• Set problem
Count only the lines of the records that hold "Трубы", then give the number without any other words.

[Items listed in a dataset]

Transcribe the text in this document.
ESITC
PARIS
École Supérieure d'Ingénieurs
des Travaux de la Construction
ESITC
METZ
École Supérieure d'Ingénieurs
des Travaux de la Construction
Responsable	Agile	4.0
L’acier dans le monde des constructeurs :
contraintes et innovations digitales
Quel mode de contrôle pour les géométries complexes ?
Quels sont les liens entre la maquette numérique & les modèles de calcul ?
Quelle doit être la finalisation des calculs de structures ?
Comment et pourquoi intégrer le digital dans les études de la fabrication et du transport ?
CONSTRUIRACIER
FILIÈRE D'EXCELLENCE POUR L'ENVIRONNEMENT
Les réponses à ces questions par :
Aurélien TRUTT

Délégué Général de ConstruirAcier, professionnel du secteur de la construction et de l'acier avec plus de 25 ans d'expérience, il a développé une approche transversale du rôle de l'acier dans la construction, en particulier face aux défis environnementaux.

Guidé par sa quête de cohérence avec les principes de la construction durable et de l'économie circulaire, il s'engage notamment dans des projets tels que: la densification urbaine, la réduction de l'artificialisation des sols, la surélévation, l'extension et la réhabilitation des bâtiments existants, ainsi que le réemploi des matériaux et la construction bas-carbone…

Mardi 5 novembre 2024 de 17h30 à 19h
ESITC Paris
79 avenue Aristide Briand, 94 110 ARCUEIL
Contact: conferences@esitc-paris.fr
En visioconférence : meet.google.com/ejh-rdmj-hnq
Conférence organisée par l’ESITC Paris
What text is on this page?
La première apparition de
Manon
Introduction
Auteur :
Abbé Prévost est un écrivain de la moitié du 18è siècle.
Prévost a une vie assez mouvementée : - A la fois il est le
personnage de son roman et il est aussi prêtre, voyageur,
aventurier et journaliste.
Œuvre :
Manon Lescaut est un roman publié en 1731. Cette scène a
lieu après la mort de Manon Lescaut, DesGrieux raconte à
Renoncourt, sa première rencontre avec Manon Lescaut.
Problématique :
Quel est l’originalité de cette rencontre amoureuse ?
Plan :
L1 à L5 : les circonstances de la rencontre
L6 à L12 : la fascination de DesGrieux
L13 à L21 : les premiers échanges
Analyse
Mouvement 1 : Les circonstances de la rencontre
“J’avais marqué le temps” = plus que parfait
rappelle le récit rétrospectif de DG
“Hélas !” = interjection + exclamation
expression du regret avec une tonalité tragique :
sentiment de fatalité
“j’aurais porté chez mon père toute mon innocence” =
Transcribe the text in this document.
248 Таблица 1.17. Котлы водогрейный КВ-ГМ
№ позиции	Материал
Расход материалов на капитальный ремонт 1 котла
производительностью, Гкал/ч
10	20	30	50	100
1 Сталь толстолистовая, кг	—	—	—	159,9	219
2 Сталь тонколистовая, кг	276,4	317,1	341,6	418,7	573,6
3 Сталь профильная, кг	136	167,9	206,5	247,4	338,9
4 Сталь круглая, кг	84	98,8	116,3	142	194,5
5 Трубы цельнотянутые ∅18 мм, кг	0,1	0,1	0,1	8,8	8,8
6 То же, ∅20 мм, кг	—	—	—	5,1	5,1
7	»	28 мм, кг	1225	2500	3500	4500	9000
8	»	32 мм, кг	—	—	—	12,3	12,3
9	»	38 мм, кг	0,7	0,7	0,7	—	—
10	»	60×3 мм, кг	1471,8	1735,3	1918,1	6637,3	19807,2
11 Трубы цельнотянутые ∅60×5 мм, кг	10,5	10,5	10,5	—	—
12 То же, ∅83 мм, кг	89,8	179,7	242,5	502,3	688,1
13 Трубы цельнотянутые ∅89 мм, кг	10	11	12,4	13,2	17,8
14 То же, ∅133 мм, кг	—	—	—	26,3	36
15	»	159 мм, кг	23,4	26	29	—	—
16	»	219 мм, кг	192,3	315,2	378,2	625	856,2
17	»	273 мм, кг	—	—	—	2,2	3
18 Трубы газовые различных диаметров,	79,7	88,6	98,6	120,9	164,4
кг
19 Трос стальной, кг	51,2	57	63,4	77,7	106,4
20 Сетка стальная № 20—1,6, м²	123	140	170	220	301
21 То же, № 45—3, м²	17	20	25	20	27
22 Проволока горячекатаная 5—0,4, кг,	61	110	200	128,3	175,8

• Exercise result
4